Mede onder invloed van de deregulering kwam de erkenning van gasfitters tegen het einde van de eeuw te vervallen.
Kiwa-keurmerk
In 1948 werd het Keurings Instituut voor Waterleiding Artikelen (Kiwa) opgericht door de Nederlandse drinkwaterbedrijven met als doel zorg te dragen voor de kwaliteit van het drinkwater in Nederland. Eisen werden opgesteld waaraan artikelen in het drinkwaternet, zoals waterleiding, fittingen en kranen, moesten voldoen. Kiwa voerde (en voert) tests uit op dergelijke artikelen. Producten die aan de eisen voldoen, worden in 2024 nog altijd voorzien van het Kiwa Keurmerk. Later werd Kiwa internationaal actief op het gebied van onafhankelijke kwaliteitsbeoordeling en kwaliteitsverklaringen voor producten en diensten in een groot aantal markten. In 1984 was Kiwa de tweede certificatie-instelling die werd erkend door de Raad voor Certificatie (nu: Raad voor Accreditatie).
Stand van zaken consumentenmarkt
De situatie op de consumentenmarkt tegen 1950 werd als volgt beschreven in het boek Tussen te koop en miskoop. De geschiedenis van de consument en zijn belangen in Nederland, uitgegeven door Meijer Pers bv (Amsterdam 1976) ter gelegenheid van het vijftigjarig bestaan van het IVHA (p. 61):
Op het gebied van de voeding was er de Warenwet met zijn voorschriften op het punt van levensmiddelen. Op het gebied van textiel was echter merkwaardig genoeg, alleen kapok aan wettelijke voorschriften gebonden. Kortom, behalve aan het keurmerk van het Gasinstituut dat alle toestellen van een keur voorzag als zij goed bevonden waren, de KEMA-keur en de IVHA-keur, had de huisvrouw geen enkel houvast. Men wist op een eenvoudige manier direkt bij aankoop dat artikelen met zo’n keur aan bepaalde normen van deugdelijkheid en/of veiligheid voldeden.
Bij alle vijf genoemde keurmerken gaat het om productcertificatie. Met IVHA-keur werd het NVvH-keurmerk bedoeld. De Bondskeurmerken van de ANWB werden niet genoemd, mogelijk omdat ze geen producten maar diensten certificeerden.

- Aangeleverde gegevens -
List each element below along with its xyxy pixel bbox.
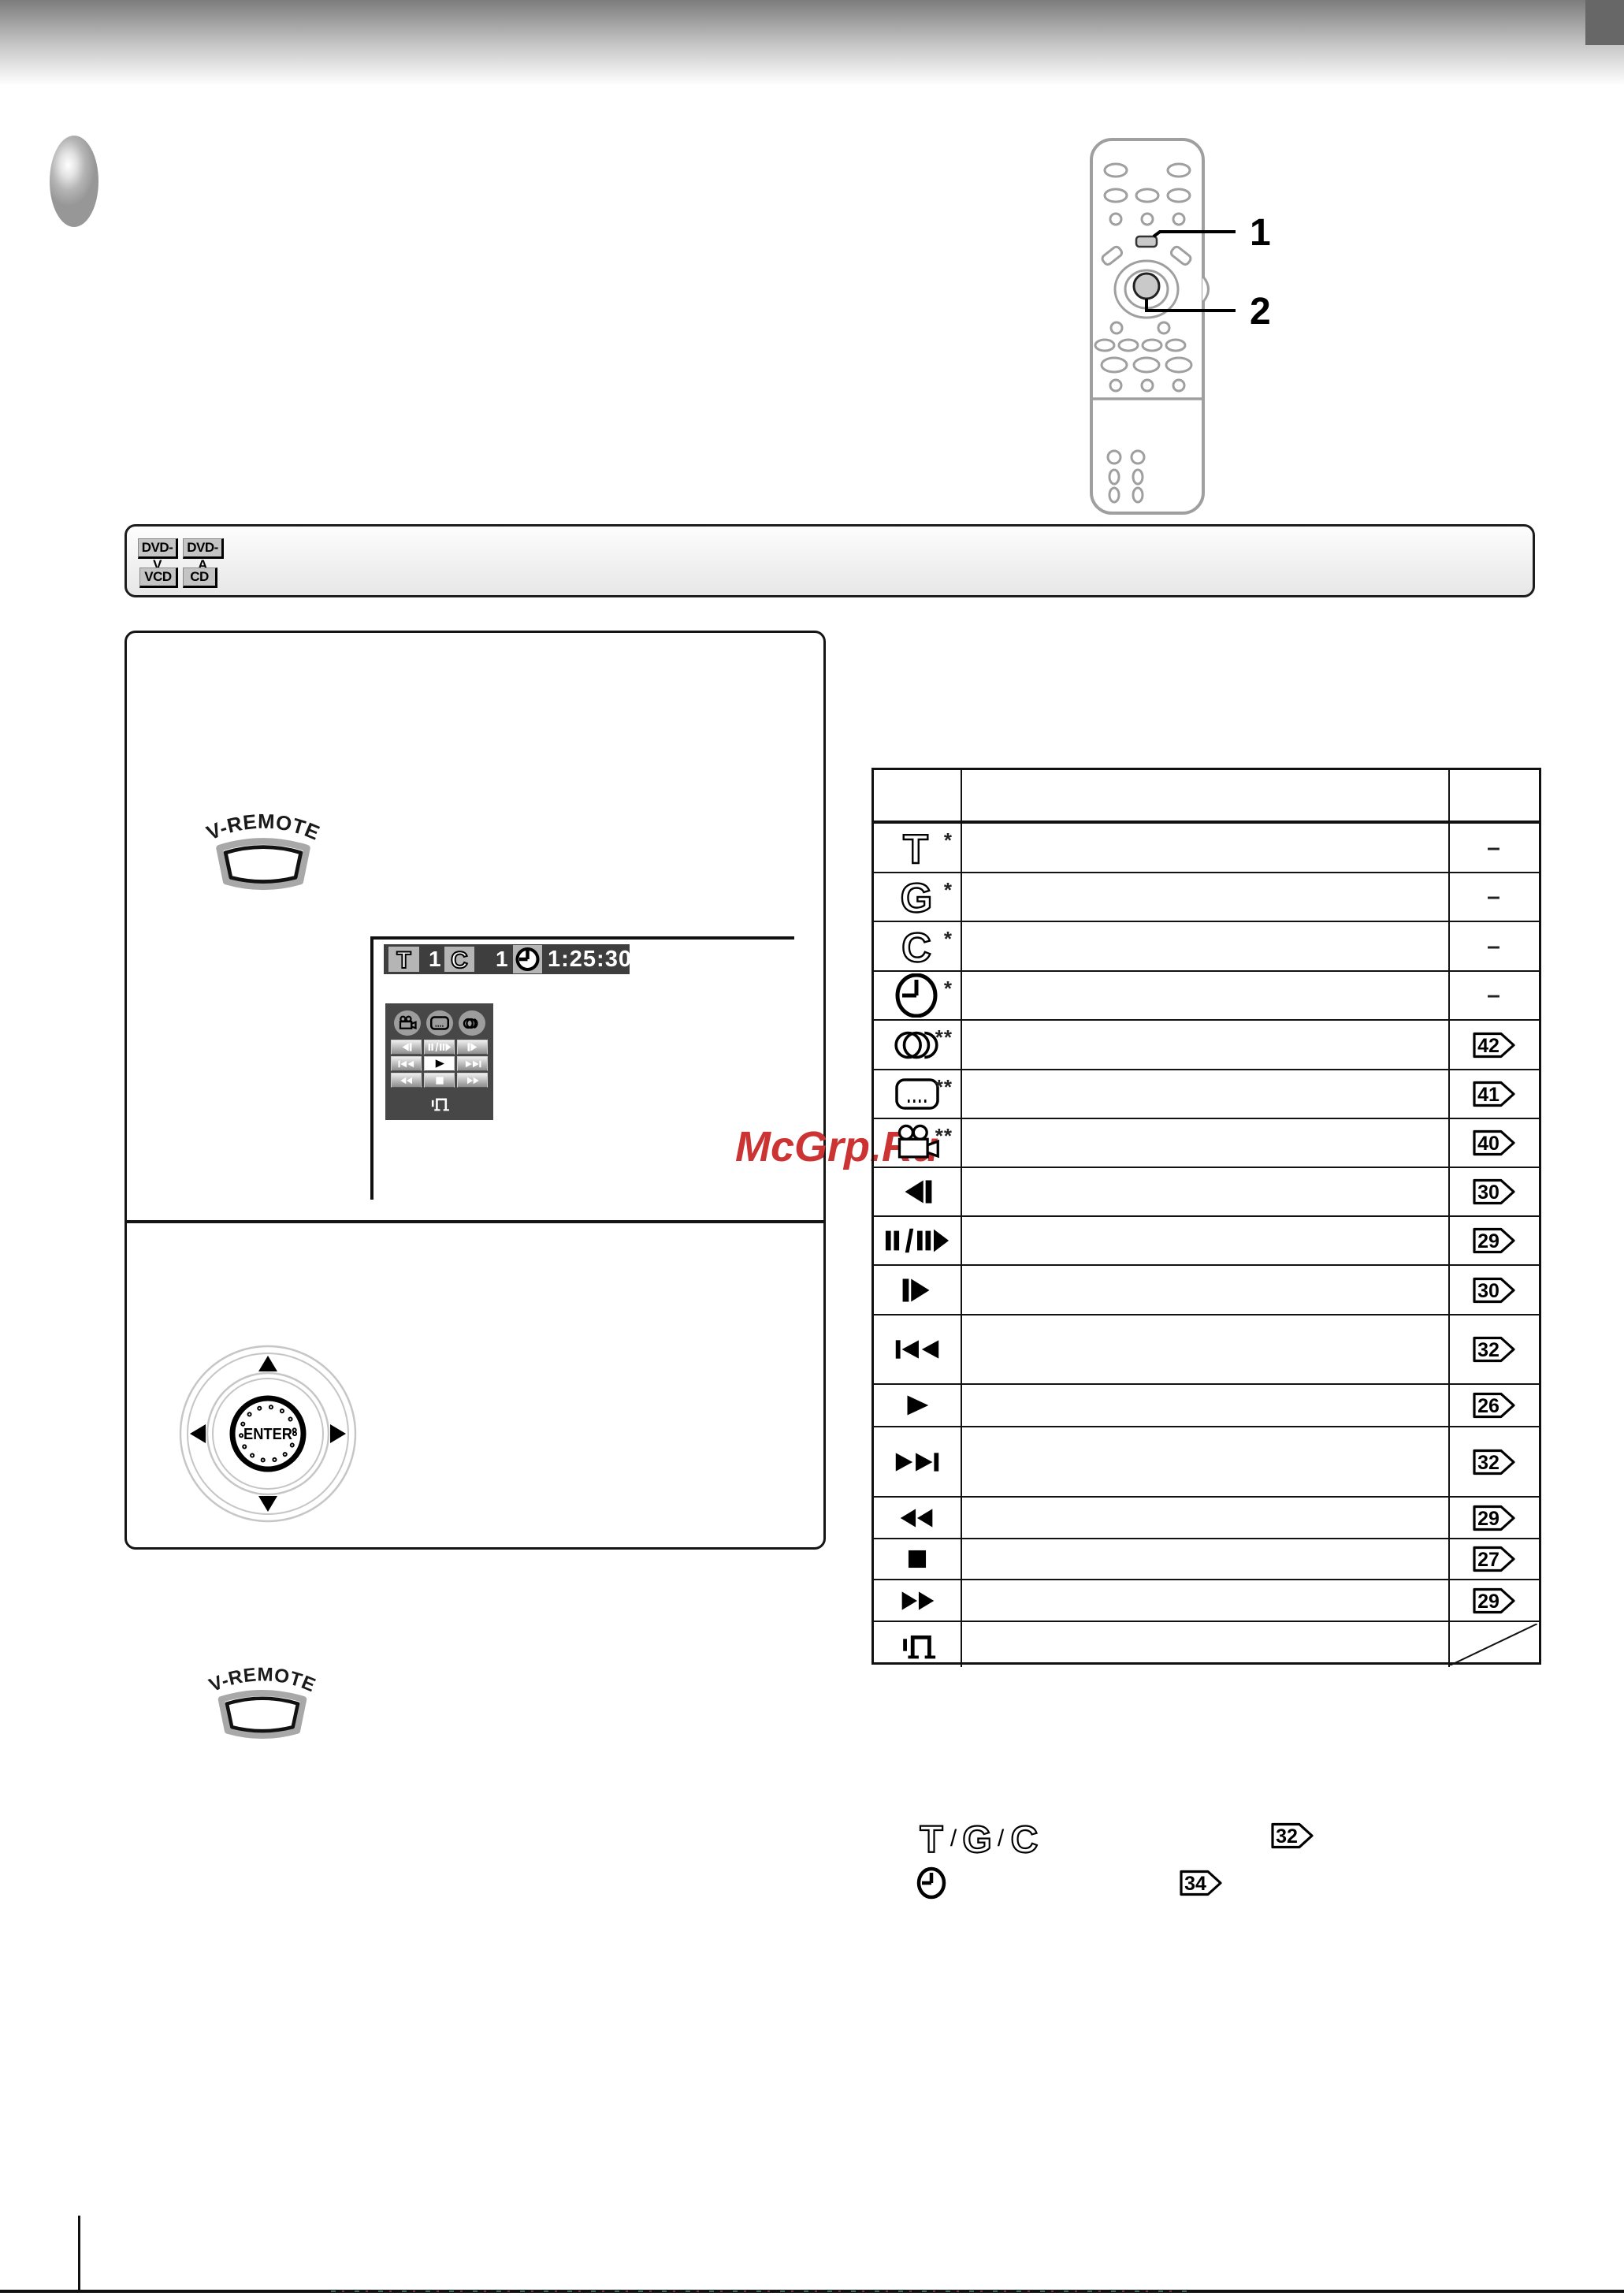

- Opdrachten -
1. Door wie werd Kiwa volgens het tekstfragment opgericht?
2. Herhaal een deel van het tekstfragment woord voor woord. Begin bij de woorden "Bij alle vijf" en stop na "maar diensten certificeerden.".

- Uitwerkingen -
1. Door de Nederlandse drinkwaterbedrijven.

2.
Bij alle vijf genoemde keurmerken gaat het om productcertificatie. Met IVHA-keur werd het NVvH-keurmerk bedoeld. De Bondskeurmerken van de ANWB werden niet genoemd, mogelijk omdat ze geen producten maar diensten certificeerden.